Copy, unchanged, the part of the items that opens with the line containing "205, 143, 257]" and closes with the line containing "337, 1028, 375]", including both of those lines.
━━ Data for this exercise ━━
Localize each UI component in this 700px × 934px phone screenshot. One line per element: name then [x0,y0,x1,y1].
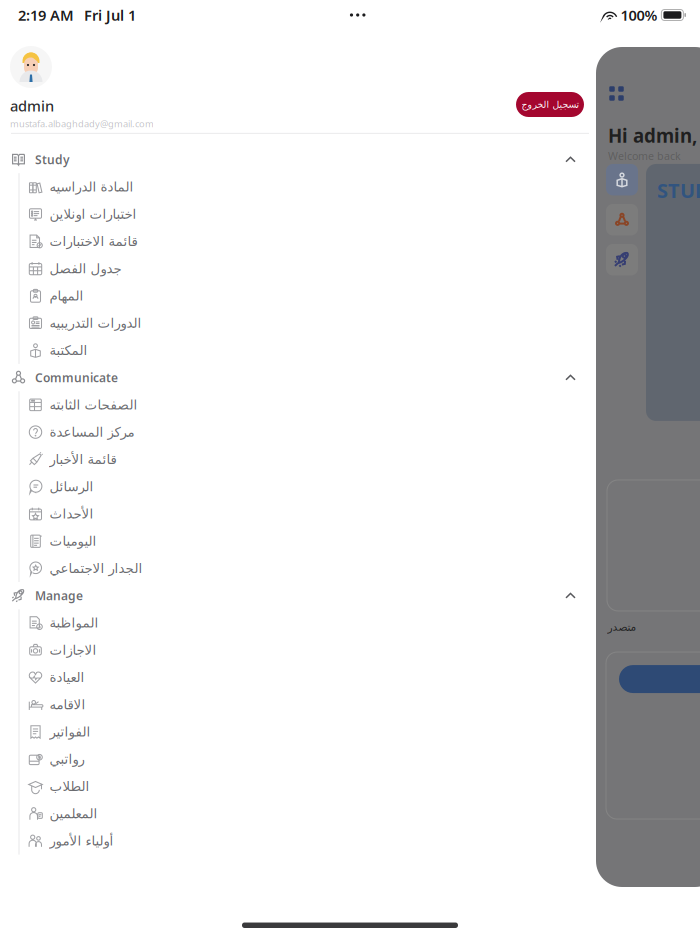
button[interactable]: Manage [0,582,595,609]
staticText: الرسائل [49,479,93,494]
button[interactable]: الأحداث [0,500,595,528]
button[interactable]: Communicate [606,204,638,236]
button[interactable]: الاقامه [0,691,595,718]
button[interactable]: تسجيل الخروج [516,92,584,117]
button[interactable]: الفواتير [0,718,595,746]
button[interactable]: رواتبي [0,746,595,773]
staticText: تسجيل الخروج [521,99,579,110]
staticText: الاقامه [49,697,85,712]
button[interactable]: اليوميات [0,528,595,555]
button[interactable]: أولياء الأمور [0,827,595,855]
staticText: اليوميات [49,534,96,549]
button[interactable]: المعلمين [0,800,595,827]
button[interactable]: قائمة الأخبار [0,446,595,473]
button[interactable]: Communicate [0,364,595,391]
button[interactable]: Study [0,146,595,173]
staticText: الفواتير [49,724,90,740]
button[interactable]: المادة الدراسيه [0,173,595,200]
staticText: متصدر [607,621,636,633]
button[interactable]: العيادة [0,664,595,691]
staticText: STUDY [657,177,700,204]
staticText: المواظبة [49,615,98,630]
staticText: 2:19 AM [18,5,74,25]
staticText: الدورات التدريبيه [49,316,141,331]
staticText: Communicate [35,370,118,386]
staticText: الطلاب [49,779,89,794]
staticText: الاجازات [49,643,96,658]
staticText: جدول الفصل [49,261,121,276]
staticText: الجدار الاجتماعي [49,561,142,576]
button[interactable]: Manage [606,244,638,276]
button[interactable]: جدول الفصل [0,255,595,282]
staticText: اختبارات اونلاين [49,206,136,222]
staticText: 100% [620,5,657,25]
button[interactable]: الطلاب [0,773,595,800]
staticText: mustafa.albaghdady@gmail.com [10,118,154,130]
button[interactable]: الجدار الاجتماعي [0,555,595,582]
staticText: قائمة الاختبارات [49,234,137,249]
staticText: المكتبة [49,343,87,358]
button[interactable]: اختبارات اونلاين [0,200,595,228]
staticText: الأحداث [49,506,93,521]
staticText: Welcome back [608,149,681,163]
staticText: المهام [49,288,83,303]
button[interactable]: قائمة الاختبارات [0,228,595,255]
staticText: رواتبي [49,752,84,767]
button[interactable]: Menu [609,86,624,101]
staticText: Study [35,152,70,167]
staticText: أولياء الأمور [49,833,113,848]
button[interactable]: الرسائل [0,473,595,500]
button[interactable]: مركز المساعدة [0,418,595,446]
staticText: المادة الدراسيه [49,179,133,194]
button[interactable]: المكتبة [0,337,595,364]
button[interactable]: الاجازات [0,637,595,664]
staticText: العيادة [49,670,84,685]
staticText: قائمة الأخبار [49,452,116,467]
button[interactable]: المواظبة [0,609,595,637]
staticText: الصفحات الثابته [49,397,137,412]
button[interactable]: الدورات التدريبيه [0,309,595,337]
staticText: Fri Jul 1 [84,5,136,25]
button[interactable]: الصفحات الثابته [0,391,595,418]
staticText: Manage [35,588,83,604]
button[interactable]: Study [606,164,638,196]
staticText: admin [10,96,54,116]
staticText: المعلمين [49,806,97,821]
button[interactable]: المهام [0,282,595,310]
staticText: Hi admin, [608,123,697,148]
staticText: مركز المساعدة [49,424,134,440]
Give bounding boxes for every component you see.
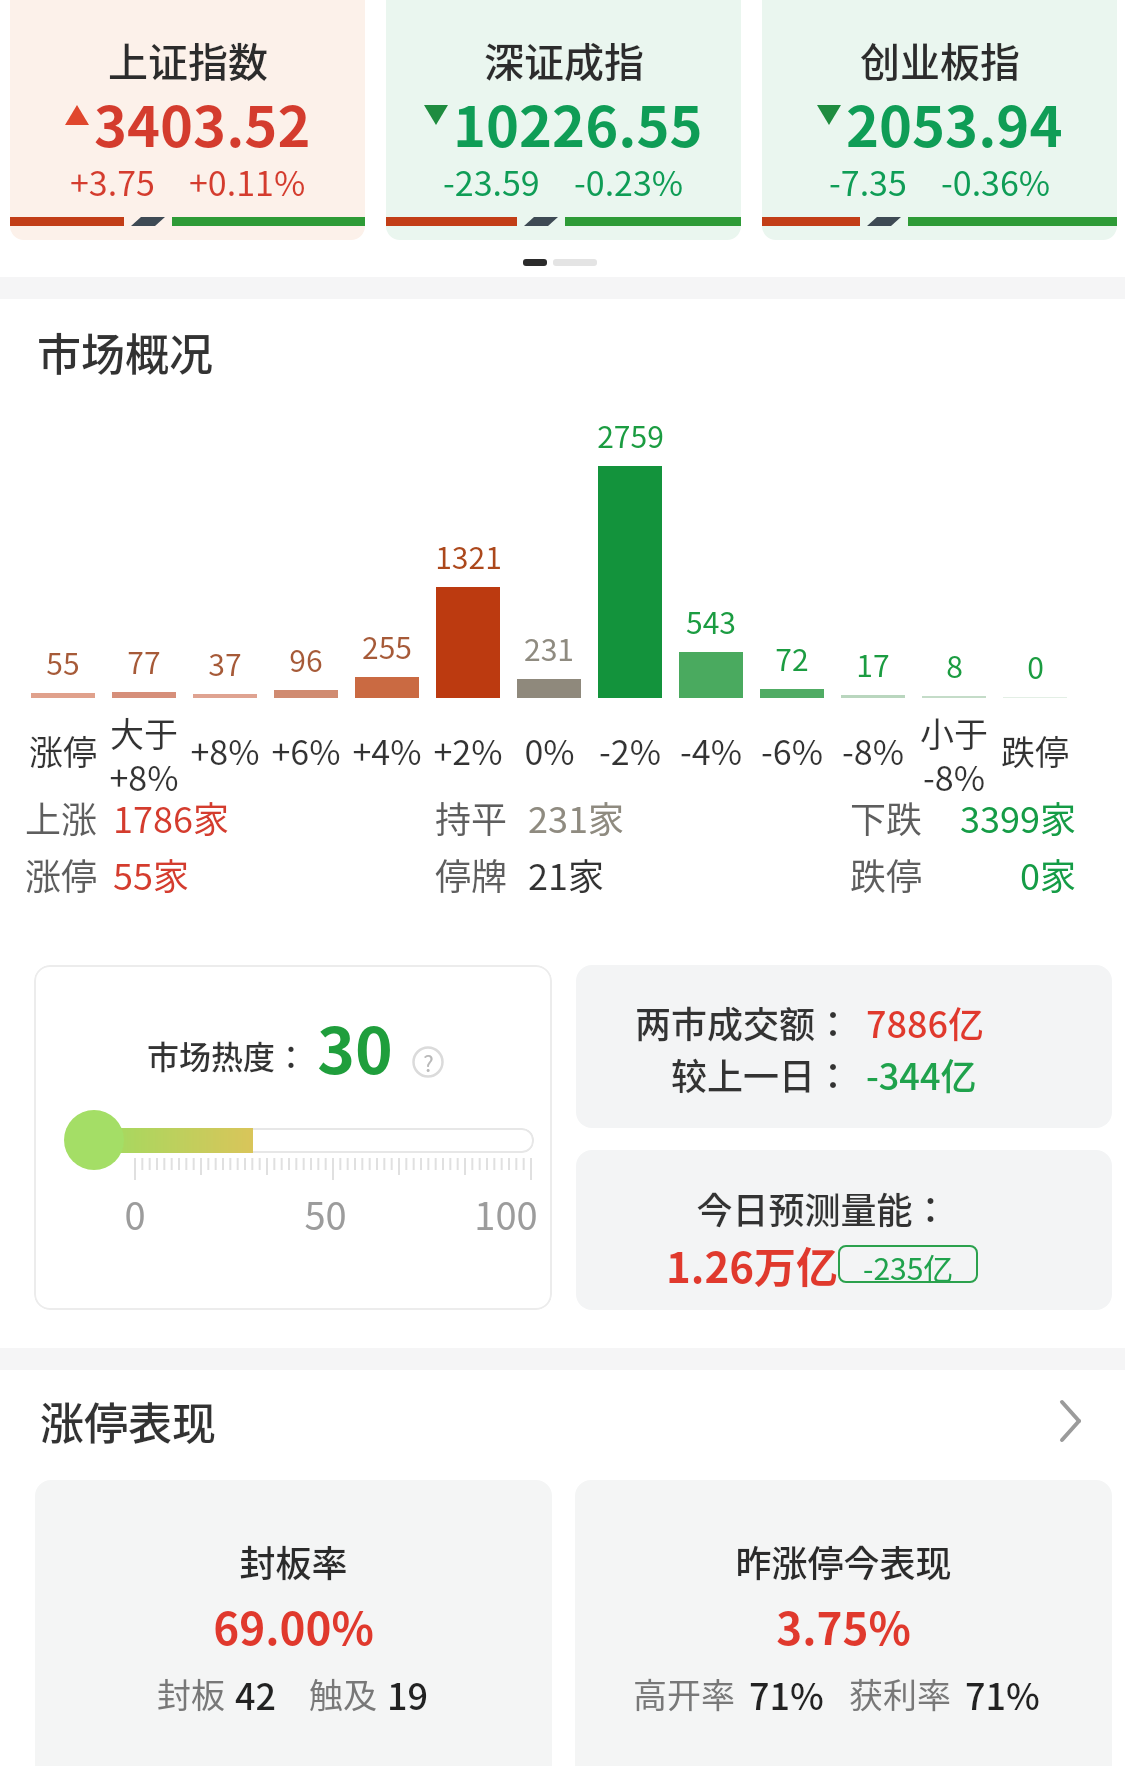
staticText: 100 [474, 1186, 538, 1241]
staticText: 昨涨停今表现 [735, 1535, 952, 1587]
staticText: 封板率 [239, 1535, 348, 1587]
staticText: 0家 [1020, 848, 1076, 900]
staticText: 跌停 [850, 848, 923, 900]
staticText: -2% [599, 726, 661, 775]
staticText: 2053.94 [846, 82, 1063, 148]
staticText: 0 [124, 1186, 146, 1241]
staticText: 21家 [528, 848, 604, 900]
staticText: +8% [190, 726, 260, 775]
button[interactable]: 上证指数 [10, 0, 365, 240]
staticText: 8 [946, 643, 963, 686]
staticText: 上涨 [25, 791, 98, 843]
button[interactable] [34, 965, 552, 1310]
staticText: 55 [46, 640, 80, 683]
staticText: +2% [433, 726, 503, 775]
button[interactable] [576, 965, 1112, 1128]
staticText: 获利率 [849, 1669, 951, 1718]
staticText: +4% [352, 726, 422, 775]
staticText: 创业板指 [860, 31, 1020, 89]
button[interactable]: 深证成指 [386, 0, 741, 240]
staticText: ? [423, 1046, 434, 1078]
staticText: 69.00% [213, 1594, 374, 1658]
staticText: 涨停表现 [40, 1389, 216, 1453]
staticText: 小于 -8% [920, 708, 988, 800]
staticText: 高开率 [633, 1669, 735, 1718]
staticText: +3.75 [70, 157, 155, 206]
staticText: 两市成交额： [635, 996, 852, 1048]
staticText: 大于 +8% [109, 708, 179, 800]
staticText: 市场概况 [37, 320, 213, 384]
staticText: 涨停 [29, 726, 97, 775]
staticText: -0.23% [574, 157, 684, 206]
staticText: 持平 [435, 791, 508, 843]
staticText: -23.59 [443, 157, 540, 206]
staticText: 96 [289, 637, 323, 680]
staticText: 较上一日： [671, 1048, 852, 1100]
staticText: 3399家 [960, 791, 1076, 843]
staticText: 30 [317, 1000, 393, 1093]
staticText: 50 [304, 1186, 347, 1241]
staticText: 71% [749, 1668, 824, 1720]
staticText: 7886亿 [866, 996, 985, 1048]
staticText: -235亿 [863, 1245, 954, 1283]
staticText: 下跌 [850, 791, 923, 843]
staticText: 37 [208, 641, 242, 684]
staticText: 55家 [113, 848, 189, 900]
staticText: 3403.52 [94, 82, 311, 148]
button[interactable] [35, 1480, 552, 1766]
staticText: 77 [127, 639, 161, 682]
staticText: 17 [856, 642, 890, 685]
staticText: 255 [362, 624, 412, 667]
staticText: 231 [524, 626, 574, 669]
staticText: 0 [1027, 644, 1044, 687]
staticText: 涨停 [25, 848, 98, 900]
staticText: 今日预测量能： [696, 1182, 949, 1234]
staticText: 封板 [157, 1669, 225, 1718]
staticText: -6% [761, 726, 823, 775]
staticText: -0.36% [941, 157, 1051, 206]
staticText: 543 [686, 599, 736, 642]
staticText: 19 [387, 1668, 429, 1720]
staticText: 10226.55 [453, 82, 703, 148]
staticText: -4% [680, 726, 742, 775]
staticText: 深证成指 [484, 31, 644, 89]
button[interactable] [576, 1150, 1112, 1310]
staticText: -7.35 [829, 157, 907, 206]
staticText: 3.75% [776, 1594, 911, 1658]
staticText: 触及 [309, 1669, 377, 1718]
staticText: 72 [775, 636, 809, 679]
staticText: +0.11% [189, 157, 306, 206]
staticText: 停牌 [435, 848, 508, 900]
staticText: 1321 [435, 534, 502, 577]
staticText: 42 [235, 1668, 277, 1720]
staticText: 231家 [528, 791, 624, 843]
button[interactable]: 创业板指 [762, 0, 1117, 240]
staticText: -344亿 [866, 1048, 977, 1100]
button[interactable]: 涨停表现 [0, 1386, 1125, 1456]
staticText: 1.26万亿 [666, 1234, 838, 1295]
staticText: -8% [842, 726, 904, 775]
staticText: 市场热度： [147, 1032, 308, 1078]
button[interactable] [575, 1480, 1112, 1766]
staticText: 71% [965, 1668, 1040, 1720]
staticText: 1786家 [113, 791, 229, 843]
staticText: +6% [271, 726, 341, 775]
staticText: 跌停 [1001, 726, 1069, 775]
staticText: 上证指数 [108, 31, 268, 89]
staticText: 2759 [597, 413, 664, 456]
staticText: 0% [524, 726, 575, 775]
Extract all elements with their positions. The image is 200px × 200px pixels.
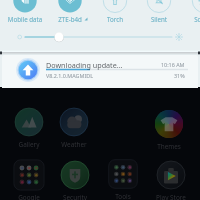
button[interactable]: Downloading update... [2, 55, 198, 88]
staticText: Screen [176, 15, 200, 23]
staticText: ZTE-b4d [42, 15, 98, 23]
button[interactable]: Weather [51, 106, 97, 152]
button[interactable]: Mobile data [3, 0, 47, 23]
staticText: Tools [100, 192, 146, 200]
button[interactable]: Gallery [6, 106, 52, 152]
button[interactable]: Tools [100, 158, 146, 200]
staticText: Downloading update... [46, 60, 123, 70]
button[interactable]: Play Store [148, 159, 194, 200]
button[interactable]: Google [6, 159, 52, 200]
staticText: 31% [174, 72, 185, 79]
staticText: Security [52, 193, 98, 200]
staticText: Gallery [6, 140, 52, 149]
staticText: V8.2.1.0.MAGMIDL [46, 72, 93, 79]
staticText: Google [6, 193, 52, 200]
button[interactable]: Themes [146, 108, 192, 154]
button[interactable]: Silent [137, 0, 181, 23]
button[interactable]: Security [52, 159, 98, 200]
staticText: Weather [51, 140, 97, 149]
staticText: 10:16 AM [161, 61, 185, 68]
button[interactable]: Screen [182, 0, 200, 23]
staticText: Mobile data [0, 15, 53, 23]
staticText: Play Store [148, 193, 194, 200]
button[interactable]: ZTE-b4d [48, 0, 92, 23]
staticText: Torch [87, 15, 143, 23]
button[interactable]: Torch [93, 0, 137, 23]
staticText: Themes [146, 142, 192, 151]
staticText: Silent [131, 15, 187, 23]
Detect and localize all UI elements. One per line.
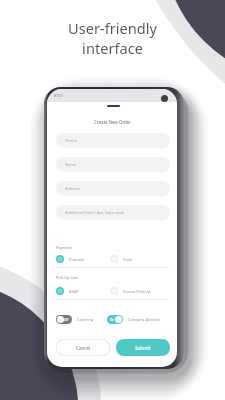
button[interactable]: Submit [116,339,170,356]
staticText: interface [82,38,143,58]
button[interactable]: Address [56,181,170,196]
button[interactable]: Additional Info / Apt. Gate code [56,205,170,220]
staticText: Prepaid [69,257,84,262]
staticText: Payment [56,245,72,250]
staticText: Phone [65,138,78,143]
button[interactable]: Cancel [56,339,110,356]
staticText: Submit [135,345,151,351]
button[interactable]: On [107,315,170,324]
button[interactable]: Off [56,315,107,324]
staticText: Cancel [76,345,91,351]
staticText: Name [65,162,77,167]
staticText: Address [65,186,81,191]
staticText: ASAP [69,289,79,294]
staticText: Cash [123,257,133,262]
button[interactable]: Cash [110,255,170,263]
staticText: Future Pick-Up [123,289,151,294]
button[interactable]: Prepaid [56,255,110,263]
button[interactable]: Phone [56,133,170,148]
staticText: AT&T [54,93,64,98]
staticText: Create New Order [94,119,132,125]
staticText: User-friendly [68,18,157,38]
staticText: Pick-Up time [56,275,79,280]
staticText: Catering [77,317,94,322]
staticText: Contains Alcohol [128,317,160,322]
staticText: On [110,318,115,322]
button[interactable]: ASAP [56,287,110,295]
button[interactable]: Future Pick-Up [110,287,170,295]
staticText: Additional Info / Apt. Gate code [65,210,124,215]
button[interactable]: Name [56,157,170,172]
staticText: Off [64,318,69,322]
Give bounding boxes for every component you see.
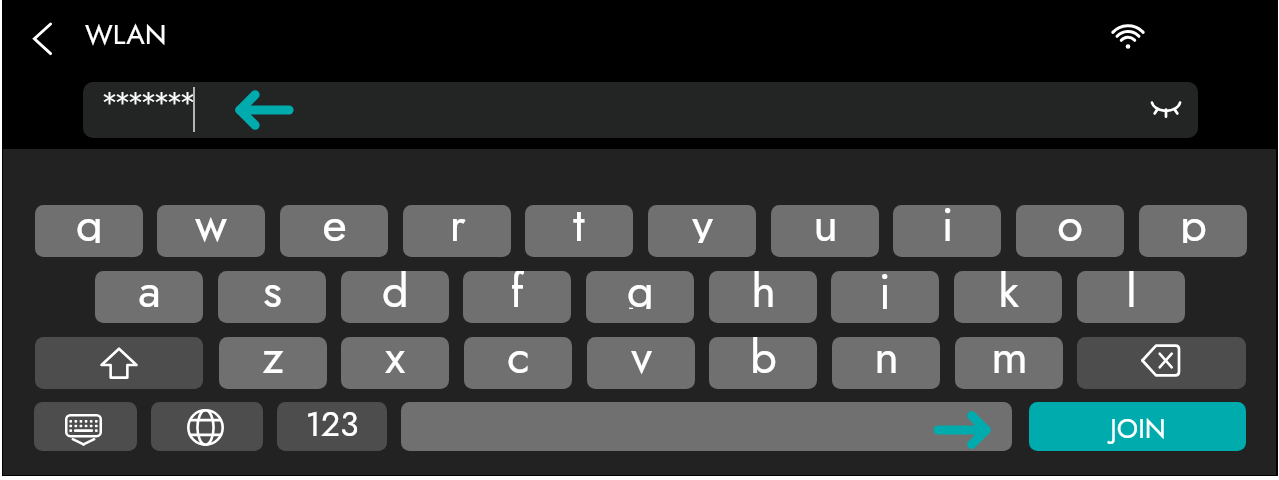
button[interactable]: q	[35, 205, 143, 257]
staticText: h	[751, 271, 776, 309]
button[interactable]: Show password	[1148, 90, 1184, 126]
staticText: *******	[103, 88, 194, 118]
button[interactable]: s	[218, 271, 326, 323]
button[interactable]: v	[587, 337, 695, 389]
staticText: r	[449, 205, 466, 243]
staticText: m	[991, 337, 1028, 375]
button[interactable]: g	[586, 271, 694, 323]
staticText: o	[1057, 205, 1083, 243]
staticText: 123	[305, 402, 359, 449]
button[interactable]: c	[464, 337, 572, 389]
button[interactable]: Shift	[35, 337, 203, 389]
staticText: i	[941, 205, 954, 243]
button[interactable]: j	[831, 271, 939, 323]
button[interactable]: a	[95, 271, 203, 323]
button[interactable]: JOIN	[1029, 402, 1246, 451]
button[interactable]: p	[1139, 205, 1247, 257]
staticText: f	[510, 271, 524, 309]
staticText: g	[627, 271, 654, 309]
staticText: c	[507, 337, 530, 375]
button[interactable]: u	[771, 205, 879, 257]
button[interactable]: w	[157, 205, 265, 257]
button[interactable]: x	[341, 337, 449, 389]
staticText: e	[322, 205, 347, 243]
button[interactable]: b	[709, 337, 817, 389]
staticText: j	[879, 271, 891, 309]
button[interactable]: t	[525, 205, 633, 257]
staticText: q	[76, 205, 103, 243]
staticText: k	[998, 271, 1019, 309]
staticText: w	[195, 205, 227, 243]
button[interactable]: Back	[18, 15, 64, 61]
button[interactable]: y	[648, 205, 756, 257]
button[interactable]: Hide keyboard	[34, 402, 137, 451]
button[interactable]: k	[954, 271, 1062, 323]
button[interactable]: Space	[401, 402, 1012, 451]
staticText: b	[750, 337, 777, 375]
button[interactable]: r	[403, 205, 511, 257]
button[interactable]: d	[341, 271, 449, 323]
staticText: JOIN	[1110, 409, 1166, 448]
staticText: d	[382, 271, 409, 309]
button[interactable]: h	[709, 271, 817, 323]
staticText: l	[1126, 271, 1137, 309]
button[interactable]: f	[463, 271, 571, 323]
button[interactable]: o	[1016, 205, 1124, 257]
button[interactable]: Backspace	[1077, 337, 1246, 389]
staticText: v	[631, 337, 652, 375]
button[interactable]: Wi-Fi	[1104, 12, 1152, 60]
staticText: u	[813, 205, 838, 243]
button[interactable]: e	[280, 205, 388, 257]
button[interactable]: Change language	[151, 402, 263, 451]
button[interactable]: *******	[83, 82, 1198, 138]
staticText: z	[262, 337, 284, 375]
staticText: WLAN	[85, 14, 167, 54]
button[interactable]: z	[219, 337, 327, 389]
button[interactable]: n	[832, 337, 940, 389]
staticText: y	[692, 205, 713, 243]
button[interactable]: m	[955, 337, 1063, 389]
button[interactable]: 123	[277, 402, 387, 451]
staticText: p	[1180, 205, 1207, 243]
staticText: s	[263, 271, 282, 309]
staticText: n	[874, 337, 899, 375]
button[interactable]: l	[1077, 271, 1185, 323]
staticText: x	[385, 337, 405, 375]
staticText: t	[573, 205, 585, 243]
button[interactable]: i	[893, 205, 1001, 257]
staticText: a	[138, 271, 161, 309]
━━━
> _Correct answer_:
button[interactable]: q	[35, 205, 143, 257]
staticText: h	[751, 271, 776, 309]
button[interactable]: Show password	[1148, 90, 1184, 126]
staticText: *******	[103, 88, 194, 118]
button[interactable]: s	[218, 271, 326, 323]
button[interactable]: v	[587, 337, 695, 389]
staticText: r	[449, 205, 466, 243]
staticText: m	[991, 337, 1028, 375]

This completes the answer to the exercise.